INSTRUCTIONS TO FOLLOW: Pull out every line containing the string "avait".

RECORDS FOR PROCESSING:

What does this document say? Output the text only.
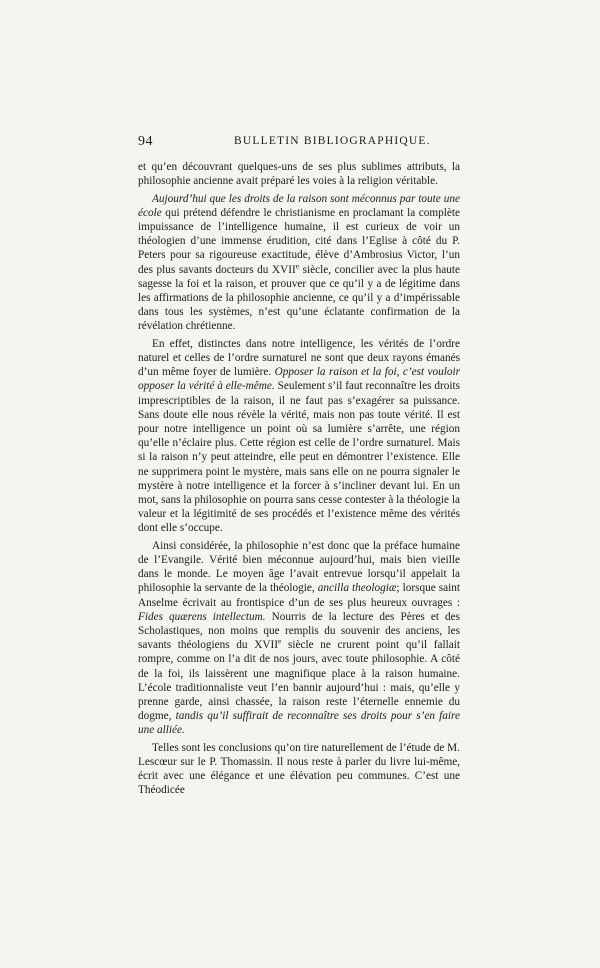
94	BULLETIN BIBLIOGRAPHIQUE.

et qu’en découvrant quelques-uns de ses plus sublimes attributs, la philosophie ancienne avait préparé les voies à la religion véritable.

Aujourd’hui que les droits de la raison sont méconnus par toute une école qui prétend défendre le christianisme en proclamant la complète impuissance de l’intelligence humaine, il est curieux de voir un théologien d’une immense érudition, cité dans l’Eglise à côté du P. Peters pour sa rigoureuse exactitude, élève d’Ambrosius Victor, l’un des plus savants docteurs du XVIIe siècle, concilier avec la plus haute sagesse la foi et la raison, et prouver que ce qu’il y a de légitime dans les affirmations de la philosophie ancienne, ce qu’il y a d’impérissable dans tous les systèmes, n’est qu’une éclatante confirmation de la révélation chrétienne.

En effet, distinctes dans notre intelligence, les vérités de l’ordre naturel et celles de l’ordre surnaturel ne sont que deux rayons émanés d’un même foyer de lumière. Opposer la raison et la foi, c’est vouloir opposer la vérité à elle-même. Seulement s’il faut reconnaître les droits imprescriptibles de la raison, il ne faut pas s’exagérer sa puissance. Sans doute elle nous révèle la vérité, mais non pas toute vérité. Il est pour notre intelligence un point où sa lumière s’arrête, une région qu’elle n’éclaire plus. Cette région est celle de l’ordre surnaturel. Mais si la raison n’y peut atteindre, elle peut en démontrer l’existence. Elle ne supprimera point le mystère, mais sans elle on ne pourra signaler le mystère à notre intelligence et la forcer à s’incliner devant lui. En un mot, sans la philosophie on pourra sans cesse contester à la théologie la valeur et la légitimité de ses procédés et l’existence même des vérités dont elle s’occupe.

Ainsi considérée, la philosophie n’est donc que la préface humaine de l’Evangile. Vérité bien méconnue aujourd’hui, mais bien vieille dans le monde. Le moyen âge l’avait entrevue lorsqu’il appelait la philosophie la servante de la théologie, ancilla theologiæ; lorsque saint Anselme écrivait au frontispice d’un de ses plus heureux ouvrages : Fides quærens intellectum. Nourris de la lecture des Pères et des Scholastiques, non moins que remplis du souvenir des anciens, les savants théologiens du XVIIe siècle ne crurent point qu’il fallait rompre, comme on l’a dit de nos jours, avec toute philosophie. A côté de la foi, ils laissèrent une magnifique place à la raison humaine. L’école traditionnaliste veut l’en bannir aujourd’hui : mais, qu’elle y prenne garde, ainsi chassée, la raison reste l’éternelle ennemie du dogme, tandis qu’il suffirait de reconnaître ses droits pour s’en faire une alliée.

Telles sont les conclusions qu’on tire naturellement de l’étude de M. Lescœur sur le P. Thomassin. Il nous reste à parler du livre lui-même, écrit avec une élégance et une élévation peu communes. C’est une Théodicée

...

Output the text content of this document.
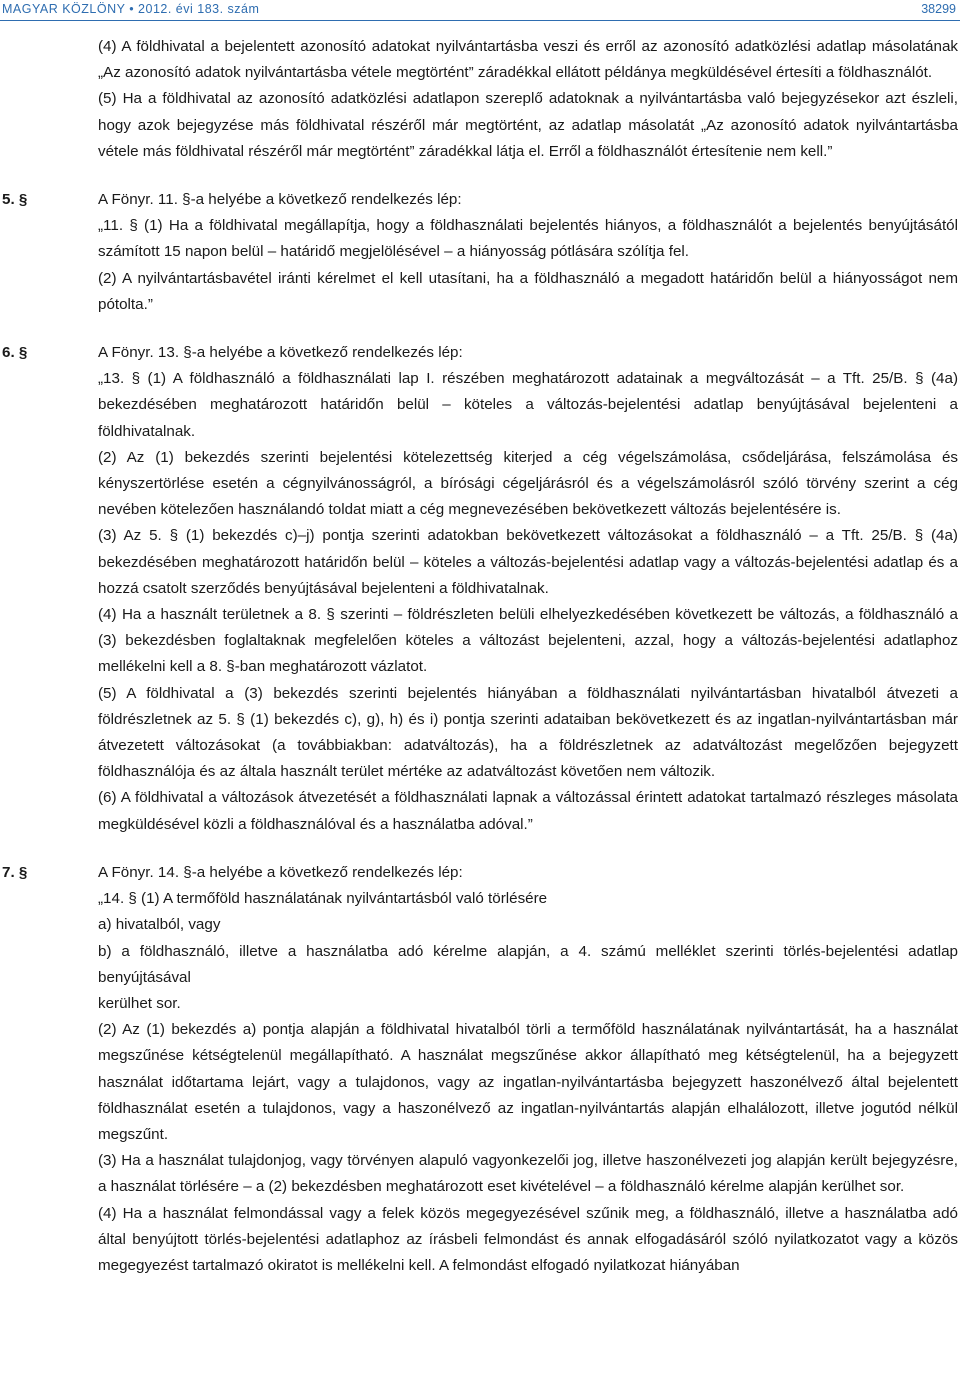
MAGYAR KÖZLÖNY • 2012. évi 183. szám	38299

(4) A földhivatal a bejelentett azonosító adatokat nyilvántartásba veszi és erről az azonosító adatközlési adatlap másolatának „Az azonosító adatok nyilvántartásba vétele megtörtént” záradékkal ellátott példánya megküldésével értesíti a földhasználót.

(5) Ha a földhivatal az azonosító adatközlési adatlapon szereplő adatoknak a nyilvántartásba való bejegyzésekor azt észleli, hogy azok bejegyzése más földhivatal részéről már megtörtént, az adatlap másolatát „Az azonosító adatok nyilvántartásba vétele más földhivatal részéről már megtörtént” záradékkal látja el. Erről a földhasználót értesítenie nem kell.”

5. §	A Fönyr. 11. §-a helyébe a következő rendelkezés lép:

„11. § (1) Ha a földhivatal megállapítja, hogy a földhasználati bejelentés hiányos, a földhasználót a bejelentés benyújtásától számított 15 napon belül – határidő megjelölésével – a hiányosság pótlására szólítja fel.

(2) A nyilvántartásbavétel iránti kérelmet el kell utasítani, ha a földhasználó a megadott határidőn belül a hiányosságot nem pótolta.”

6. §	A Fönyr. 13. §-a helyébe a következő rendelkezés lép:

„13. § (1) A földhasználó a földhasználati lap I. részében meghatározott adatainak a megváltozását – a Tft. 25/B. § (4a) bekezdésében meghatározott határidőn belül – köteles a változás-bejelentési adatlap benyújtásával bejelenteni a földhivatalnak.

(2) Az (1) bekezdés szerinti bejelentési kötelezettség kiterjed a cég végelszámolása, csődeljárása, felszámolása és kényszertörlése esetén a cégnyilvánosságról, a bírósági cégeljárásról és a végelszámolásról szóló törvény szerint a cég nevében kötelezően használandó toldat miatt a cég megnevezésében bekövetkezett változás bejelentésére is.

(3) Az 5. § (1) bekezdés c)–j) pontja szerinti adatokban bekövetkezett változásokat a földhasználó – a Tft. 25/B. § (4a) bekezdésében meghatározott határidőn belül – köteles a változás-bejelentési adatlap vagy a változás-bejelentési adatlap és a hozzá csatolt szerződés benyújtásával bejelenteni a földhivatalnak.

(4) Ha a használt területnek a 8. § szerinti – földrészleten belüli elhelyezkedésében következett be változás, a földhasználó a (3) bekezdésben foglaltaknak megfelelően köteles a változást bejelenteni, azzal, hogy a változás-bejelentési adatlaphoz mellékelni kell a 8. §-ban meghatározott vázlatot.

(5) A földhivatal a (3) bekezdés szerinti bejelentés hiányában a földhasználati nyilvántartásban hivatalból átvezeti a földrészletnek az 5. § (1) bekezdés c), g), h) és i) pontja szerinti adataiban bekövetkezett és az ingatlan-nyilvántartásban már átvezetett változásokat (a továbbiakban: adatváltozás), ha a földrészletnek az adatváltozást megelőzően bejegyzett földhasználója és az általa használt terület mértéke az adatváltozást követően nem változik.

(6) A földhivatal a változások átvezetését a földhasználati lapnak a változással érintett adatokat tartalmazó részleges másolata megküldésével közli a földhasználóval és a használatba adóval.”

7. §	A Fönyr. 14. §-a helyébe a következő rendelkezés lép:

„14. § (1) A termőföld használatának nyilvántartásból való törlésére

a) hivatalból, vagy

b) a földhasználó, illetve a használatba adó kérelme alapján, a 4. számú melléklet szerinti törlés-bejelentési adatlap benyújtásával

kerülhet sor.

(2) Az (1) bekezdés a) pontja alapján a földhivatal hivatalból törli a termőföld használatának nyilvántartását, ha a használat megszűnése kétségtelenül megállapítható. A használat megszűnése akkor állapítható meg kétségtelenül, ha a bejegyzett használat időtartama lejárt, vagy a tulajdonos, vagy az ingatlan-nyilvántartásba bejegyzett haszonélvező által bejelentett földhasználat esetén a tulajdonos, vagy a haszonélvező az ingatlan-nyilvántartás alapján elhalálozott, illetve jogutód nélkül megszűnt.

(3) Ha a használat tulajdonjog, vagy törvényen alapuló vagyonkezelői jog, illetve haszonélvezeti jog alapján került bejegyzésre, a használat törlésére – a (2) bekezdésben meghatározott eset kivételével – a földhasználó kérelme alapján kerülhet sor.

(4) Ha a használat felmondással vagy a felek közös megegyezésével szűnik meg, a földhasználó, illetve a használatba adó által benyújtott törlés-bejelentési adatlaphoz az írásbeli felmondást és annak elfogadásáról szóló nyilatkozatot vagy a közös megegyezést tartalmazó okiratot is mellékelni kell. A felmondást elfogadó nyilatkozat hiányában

...

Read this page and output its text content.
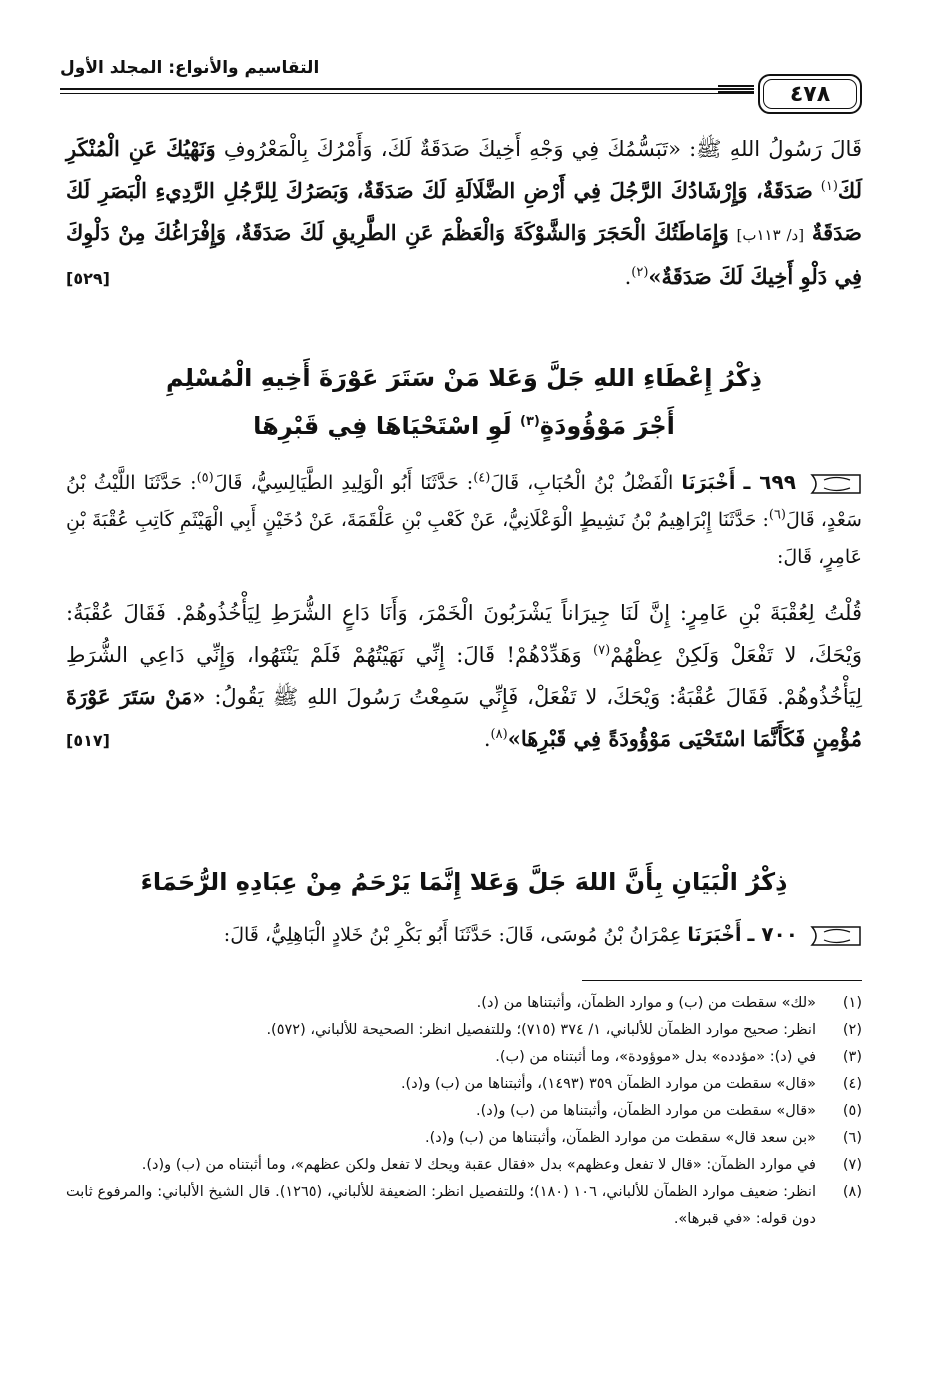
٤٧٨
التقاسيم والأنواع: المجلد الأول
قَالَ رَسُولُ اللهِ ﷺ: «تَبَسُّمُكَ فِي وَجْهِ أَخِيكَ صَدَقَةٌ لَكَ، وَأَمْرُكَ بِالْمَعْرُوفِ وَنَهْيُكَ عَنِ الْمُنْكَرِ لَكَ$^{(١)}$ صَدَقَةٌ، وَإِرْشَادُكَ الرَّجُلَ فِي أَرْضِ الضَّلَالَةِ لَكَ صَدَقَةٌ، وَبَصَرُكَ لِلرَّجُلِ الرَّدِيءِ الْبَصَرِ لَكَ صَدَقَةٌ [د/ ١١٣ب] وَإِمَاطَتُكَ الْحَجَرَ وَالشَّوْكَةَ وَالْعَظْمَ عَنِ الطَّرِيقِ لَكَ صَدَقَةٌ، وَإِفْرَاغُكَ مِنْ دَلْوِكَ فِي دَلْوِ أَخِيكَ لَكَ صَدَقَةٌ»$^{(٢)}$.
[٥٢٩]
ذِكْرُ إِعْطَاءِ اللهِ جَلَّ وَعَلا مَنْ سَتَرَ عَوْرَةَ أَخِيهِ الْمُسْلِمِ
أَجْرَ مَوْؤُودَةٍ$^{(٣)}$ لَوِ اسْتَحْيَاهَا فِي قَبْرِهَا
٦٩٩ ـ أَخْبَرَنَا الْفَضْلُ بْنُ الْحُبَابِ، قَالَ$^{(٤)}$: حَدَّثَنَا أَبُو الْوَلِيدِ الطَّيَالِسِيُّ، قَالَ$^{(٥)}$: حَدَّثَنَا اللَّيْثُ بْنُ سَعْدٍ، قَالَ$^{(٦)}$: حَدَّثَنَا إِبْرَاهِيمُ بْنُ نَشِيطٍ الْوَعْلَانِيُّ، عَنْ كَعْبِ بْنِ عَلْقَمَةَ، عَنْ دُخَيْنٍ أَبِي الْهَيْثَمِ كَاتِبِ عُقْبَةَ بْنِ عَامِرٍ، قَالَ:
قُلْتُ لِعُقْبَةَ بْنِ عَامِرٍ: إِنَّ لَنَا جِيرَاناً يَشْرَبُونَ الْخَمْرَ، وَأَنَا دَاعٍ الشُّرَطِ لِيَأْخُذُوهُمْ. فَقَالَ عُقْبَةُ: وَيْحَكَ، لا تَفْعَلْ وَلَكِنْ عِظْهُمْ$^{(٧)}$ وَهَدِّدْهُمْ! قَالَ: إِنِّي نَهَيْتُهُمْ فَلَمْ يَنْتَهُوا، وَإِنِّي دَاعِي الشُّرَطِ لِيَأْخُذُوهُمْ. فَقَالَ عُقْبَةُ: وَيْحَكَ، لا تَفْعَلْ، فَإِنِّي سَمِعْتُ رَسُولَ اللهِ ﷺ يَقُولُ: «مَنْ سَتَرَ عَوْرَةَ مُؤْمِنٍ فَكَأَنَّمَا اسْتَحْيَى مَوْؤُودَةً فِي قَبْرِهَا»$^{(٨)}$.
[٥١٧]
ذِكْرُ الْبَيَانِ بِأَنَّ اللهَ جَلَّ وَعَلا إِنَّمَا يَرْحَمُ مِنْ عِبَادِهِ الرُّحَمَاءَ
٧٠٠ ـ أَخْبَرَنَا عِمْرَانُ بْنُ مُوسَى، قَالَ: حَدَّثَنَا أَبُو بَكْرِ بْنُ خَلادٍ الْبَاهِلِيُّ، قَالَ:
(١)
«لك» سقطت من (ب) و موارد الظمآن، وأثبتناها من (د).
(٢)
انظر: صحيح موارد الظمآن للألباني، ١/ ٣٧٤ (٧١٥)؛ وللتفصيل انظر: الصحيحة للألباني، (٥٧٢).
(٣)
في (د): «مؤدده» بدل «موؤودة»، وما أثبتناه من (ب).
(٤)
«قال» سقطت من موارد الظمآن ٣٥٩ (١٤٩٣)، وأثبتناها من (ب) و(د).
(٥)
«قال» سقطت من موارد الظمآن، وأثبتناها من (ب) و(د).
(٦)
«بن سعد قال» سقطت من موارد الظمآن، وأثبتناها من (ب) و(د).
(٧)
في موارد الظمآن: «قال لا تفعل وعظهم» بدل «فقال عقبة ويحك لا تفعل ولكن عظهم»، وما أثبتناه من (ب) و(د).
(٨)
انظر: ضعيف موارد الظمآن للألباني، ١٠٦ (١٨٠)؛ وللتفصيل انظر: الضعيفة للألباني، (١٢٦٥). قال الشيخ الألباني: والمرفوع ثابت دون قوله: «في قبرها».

SOLUTION TO THIS EXERCISE:
et qu’en découvrant quelques-uns de ses plus sublimes attributs, la philosophie ancienne avait préparé les voies à la religion véritable.
Ainsi considérée, la philosophie n’est donc que la préface humaine de l’Evangile. Vérité bien méconnue aujourd’hui, mais bien vieille dans le monde. Le moyen âge l’avait entrevue lorsqu’il appelait la philosophie la servante de la théologie, ancilla theologiæ; lorsque saint Anselme écrivait au frontispice d’un de ses plus heureux ouvrages : Fides quærens intellectum. Nourris de la lecture des Pères et des Scholastiques, non moins que remplis du souvenir des anciens, les savants théologiens du XVIIe siècle ne crurent point qu’il fallait rompre, comme on l’a dit de nos jours, avec toute philosophie. A côté de la foi, ils laissèrent une magnifique place à la raison humaine. L’école traditionnaliste veut l’en bannir aujourd’hui : mais, qu’elle y prenne garde, ainsi chassée, la raison reste l’éternelle ennemie du dogme, tandis qu’il suffirait de reconnaître ses droits pour s’en faire une alliée.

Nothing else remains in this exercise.